-- START OF Records --

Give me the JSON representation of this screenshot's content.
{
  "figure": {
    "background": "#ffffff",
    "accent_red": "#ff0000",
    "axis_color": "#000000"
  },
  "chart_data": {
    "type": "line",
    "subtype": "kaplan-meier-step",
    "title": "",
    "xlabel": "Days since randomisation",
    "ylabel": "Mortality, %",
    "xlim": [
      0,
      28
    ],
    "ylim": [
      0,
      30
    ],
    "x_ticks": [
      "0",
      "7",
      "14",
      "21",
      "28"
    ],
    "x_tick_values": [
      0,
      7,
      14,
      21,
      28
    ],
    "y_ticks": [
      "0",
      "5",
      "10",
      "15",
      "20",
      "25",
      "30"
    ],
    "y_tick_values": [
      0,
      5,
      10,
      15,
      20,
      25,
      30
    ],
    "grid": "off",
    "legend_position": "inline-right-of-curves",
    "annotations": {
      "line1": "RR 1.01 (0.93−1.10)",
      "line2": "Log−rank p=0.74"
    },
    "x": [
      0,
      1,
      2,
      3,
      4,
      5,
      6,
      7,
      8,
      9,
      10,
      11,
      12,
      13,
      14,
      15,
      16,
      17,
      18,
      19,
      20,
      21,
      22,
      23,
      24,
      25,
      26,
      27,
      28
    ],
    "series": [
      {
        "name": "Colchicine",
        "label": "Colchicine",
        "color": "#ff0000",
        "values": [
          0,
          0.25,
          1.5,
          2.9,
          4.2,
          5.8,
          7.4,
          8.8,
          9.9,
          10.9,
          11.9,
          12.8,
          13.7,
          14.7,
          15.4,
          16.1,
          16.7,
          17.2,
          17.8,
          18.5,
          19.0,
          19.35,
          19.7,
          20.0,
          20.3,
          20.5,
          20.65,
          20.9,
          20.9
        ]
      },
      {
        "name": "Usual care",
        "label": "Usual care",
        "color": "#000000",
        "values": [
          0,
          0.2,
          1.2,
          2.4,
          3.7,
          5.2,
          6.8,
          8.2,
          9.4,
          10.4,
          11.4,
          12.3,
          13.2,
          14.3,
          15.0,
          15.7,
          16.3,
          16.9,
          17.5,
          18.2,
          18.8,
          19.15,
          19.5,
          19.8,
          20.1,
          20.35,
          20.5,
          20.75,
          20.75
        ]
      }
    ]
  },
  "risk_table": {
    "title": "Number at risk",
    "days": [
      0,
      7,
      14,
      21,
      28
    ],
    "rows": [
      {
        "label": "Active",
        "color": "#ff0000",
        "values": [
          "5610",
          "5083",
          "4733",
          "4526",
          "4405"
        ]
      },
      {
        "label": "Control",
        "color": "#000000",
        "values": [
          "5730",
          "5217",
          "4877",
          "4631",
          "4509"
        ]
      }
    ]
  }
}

-- END OF Records --

**Directions**. Return all of the data word for word.

**Worked answer**.
Give me the JSON representation of this screenshot's content.
{
  "figure": {
    "background": "#ffffff",
    "accent_red": "#ff0000",
    "axis_color": "#000000"
  },
  "chart_data": {
    "type": "line",
    "subtype": "kaplan-meier-step",
    "title": "",
    "xlabel": "Days since randomisation",
    "ylabel": "Mortality, %",
    "xlim": [
      0,
      28
    ],
    "ylim": [
      0,
      30
    ],
    "x_ticks": [
      "0",
      "7",
      "14",
      "21",
      "28"
    ],
    "x_tick_values": [
      0,
      7,
      14,
      21,
      28
    ],
    "y_ticks": [
      "0",
      "5",
      "10",
      "15",
      "20",
      "25",
      "30"
    ],
    "y_tick_values": [
      0,
      5,
      10,
      15,
      20,
      25,
      30
    ],
    "grid": "off",
    "legend_position": "inline-right-of-curves",
    "annotations": {
      "line1": "RR 1.01 (0.93−1.10)",
      "line2": "Log−rank p=0.74"
    },
    "x": [
      0,
      1,
      2,
      3,
      4,
      5,
      6,
      7,
      8,
      9,
      10,
      11,
      12,
      13,
      14,
      15,
      16,
      17,
      18,
      19,
      20,
      21,
      22,
      23,
      24,
      25,
      26,
      27,
      28
    ],
    "series": [
      {
        "name": "Colchicine",
        "label": "Colchicine",
        "color": "#ff0000",
        "values": [
          0,
          0.25,
          1.5,
          2.9,
          4.2,
          5.8,
          7.4,
          8.8,
          9.9,
          10.9,
          11.9,
          12.8,
          13.7,
          14.7,
          15.4,
          16.1,
          16.7,
          17.2,
          17.8,
          18.5,
          19.0,
          19.35,
          19.7,
          20.0,
          20.3,
          20.5,
          20.65,
          20.9,
          20.9
        ]
      },
      {
        "name": "Usual care",
        "label": "Usual care",
        "color": "#000000",
        "values": [
          0,
          0.2,
          1.2,
          2.4,
          3.7,
          5.2,
          6.8,
          8.2,
          9.4,
          10.4,
          11.4,
          12.3,
          13.2,
          14.3,
          15.0,
          15.7,
          16.3,
          16.9,
          17.5,
          18.2,
          18.8,
          19.15,
          19.5,
          19.8,
          20.1,
          20.35,
          20.5,
          20.75,
          20.75
        ]
      }
    ]
  },
  "risk_table": {
    "title": "Number at risk",
    "days": [
      0,
      7,
      14,
      21,
      28
    ],
    "rows": [
      {
        "label": "Active",
        "color": "#ff0000",
        "values": [
          "5610",
          "5083",
          "4733",
          "4526",
          "4405"
        ]
      },
      {
        "label": "Control",
        "color": "#000000",
        "values": [
          "5730",
          "5217",
          "4877",
          "4631",
          "4509"
        ]
      }
    ]
  }
}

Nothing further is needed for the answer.